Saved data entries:
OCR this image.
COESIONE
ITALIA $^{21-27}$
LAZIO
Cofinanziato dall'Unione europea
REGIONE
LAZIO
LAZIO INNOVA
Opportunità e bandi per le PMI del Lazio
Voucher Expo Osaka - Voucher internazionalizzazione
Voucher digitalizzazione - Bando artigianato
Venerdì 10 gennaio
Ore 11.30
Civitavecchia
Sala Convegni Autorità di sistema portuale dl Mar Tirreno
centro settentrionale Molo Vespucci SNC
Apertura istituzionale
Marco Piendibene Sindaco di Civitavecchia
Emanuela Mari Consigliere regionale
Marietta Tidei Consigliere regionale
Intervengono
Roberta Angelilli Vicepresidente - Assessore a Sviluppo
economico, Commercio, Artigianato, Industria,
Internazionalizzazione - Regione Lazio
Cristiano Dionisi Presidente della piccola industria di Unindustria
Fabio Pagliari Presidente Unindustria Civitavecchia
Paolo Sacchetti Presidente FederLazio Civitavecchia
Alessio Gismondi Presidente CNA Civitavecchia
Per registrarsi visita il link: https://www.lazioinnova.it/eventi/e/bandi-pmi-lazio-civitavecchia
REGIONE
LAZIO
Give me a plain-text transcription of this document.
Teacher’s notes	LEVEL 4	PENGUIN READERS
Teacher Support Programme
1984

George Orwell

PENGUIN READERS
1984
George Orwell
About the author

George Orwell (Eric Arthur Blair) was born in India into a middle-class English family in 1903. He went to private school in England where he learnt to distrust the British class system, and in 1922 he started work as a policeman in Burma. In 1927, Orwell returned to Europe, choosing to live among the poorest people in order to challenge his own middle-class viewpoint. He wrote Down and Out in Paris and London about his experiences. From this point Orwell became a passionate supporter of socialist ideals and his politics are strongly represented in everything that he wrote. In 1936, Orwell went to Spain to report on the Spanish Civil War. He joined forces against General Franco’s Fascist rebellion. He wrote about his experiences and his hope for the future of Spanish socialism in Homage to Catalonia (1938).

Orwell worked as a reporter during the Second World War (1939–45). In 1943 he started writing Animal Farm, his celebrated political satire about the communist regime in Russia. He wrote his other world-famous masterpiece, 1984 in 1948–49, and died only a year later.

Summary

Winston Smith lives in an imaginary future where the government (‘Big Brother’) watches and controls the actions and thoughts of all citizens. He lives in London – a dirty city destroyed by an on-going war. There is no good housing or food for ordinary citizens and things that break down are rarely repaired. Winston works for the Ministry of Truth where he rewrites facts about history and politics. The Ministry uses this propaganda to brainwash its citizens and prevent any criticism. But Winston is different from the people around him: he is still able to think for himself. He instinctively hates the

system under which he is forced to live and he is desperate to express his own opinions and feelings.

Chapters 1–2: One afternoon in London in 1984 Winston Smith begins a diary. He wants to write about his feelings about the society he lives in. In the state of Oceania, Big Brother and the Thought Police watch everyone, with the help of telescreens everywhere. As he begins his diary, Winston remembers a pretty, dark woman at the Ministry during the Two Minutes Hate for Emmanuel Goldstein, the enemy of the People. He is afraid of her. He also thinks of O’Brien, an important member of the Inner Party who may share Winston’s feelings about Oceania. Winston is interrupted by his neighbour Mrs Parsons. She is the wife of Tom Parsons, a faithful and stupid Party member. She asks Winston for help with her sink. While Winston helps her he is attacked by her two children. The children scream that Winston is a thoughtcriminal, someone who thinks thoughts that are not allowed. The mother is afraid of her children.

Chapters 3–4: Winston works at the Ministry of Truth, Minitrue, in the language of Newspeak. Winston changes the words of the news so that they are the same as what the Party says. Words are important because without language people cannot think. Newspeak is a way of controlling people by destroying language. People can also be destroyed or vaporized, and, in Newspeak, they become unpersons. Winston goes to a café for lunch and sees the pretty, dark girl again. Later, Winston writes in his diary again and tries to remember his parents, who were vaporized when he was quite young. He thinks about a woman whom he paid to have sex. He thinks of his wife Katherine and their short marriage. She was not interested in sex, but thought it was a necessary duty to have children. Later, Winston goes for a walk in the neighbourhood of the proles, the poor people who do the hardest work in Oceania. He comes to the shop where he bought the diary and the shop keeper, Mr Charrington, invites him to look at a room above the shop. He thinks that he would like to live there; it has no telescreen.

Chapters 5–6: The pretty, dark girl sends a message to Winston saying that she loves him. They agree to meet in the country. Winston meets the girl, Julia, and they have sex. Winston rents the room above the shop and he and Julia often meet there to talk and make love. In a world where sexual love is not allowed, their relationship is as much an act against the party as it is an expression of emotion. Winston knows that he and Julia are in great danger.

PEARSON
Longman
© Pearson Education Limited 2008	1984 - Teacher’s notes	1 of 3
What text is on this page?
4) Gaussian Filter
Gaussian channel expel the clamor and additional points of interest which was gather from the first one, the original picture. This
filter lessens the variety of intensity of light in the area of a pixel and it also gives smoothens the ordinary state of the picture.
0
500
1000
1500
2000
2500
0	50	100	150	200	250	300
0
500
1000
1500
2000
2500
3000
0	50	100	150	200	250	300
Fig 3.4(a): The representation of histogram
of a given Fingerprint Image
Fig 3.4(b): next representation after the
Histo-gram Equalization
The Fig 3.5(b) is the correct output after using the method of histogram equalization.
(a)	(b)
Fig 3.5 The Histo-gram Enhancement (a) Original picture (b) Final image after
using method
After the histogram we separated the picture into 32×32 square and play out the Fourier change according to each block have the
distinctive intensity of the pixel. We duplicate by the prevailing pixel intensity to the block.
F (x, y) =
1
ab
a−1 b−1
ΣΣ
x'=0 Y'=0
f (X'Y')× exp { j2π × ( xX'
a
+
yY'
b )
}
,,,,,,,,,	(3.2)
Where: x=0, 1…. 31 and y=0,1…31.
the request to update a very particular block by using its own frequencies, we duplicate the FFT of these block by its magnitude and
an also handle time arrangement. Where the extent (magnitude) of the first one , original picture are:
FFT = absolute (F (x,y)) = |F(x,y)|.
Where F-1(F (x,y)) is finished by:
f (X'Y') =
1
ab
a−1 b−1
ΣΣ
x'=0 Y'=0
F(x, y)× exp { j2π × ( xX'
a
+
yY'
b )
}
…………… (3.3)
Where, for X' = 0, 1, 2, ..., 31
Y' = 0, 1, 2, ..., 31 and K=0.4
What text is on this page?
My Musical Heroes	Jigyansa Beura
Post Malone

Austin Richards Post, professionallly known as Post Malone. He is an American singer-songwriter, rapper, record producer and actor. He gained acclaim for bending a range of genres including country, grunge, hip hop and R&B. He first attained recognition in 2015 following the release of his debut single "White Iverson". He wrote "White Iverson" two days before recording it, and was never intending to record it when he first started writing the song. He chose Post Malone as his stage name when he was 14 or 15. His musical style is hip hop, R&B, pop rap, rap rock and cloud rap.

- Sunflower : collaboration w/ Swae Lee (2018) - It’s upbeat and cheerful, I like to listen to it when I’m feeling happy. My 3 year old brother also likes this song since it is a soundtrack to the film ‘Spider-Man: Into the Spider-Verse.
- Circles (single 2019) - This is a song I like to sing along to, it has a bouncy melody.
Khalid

BRIEF: Tally up the lines of the listing containing the word "Unindustria". Give only the total.

CORRECT ANSWER: 2